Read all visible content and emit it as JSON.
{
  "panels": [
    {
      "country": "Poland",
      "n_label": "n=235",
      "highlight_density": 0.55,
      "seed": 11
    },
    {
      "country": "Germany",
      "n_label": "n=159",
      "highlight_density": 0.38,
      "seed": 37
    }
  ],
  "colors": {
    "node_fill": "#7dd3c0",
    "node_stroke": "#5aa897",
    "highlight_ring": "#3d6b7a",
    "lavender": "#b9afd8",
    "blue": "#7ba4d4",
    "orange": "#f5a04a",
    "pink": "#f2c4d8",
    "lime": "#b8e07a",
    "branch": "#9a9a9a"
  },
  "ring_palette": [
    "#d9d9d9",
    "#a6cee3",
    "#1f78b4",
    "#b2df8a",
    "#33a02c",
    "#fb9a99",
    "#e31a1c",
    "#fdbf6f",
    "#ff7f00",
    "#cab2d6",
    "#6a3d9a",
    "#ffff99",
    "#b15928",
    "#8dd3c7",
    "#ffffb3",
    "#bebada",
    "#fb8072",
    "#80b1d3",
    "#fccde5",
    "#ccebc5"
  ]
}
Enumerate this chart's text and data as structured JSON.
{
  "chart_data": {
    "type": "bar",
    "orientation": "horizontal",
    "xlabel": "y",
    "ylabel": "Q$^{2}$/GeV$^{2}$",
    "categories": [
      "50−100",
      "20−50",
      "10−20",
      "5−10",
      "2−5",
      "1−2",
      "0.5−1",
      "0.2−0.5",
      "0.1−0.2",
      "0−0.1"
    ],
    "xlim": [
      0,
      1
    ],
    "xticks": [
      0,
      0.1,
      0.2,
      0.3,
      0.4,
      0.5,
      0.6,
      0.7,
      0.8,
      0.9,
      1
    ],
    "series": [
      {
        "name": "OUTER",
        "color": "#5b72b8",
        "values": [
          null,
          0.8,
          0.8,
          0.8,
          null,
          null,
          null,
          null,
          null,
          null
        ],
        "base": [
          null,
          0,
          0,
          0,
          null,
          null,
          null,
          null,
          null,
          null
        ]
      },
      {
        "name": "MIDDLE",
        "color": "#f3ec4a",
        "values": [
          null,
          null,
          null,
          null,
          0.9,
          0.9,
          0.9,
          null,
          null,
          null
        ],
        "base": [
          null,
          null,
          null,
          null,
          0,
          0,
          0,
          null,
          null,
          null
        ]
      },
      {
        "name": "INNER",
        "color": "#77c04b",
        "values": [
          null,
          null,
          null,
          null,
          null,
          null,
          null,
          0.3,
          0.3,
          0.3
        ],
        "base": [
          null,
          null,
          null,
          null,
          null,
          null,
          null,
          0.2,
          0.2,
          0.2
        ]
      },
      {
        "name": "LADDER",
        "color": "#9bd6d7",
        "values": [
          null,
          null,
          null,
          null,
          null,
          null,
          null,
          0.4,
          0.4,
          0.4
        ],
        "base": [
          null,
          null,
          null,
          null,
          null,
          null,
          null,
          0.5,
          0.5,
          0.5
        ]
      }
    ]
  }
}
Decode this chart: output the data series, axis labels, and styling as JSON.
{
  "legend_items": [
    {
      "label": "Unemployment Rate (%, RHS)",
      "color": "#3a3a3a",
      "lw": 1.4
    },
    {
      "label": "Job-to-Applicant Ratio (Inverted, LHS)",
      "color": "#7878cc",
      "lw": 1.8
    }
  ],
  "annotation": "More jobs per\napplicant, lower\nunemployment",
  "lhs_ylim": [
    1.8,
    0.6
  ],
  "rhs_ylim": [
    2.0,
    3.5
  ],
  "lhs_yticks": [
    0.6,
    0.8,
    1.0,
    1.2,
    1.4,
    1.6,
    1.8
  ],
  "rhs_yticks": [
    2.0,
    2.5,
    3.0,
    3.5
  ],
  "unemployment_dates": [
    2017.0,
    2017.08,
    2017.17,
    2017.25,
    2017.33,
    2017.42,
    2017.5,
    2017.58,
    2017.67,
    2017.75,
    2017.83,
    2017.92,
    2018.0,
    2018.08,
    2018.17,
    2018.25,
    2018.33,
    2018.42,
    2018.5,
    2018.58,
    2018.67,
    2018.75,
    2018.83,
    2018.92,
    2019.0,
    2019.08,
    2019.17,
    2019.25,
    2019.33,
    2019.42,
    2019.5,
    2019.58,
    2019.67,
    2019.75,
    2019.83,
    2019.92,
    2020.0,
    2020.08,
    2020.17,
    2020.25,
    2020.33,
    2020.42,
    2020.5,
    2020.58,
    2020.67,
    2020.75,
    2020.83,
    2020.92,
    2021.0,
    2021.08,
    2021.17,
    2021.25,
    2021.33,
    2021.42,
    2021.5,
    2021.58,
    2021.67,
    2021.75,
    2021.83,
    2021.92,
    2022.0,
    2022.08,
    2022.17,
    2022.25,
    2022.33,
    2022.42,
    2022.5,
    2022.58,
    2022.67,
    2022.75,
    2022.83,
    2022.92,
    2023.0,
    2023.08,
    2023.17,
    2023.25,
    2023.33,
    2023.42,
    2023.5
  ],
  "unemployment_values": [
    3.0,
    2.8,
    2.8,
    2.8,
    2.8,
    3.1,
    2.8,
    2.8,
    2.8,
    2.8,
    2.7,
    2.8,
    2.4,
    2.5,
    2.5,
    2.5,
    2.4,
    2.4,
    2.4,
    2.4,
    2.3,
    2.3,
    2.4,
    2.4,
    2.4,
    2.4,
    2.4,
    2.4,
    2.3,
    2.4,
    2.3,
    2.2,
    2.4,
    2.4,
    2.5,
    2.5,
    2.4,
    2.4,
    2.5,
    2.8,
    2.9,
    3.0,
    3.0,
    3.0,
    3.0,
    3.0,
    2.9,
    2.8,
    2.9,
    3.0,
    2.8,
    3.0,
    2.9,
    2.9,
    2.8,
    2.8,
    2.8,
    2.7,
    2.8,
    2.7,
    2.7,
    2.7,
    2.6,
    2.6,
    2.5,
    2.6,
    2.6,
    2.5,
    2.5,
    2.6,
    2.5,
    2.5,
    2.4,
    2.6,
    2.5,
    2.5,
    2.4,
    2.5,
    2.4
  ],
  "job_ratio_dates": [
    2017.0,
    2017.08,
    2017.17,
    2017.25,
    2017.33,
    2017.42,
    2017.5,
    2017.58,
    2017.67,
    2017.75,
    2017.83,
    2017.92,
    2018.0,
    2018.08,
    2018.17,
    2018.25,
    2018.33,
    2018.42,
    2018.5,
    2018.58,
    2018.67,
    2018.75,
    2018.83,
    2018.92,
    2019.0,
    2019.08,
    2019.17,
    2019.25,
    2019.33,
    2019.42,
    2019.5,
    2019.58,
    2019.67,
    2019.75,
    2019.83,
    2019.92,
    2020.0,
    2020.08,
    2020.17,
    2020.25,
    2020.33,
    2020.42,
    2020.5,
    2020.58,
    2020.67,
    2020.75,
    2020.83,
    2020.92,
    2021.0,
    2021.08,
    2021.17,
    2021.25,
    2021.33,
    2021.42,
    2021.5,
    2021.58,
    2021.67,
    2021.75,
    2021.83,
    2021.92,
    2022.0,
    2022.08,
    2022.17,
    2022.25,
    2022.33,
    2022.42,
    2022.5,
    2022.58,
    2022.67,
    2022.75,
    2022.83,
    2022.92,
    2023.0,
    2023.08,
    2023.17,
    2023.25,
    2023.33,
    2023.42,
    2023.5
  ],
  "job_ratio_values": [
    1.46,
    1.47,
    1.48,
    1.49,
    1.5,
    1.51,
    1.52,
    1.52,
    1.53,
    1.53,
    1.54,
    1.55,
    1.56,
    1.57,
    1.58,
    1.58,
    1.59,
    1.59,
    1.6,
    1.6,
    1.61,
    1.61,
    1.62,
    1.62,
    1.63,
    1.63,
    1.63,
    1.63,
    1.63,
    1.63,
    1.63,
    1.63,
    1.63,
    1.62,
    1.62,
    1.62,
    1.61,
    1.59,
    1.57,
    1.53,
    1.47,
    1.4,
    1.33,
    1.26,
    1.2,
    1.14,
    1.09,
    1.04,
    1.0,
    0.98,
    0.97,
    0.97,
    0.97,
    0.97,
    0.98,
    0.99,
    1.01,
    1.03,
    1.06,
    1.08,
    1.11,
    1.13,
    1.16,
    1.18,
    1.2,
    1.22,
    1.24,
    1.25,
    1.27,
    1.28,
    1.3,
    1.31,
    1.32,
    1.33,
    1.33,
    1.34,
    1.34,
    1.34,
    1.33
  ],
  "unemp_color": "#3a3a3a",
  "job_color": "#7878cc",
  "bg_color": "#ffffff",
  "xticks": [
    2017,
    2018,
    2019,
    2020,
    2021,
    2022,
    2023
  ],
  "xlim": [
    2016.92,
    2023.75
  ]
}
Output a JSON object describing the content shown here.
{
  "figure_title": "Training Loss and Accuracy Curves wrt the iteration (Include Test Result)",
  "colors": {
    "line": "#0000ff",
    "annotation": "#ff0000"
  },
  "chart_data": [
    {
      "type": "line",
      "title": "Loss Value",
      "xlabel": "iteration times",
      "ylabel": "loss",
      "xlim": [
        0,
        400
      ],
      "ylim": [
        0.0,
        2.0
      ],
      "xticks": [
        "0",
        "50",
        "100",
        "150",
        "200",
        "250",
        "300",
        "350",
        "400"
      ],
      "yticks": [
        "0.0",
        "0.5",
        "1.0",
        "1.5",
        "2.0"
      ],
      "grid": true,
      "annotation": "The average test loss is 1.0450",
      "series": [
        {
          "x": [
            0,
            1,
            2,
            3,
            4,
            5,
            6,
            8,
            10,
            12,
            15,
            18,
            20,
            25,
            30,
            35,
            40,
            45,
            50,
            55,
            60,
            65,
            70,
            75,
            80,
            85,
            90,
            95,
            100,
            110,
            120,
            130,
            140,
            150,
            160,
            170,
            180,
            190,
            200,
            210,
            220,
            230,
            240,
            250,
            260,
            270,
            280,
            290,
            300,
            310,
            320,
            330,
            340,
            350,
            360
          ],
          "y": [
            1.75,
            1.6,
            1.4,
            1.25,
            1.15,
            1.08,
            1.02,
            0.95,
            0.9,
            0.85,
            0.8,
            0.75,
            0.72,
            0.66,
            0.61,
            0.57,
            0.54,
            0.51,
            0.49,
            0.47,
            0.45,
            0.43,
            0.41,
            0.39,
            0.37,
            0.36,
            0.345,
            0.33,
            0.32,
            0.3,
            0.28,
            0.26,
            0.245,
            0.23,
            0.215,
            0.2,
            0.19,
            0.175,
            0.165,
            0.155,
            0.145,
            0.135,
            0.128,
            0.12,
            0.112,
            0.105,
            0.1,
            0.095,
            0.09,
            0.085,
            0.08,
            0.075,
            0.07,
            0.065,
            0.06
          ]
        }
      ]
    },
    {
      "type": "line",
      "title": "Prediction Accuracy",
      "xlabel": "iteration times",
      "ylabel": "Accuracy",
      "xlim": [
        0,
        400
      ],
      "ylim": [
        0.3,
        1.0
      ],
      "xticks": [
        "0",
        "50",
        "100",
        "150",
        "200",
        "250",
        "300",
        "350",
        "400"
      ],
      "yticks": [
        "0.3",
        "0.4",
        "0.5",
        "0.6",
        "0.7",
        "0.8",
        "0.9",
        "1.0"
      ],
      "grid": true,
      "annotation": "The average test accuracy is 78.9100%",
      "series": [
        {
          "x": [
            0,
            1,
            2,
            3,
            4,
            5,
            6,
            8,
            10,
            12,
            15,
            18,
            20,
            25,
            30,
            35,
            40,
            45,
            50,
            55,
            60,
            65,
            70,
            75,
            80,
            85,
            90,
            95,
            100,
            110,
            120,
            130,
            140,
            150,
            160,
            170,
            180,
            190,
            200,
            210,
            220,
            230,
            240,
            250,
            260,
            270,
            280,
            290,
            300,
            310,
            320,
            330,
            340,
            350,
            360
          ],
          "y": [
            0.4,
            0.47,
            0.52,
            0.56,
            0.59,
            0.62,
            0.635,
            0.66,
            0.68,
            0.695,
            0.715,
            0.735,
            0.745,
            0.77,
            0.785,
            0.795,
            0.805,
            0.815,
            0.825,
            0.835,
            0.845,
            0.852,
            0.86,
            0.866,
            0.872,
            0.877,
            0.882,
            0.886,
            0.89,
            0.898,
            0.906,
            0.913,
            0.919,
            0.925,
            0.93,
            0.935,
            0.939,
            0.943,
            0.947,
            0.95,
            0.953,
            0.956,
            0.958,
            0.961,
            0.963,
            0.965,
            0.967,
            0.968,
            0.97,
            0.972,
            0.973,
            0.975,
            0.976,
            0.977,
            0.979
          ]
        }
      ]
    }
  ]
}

_ _ _ _ _ _ _

| Work to complete |
Report how many lines hold the string "ylabel", giving the number and nothing else.

| Answer for this exercise |
3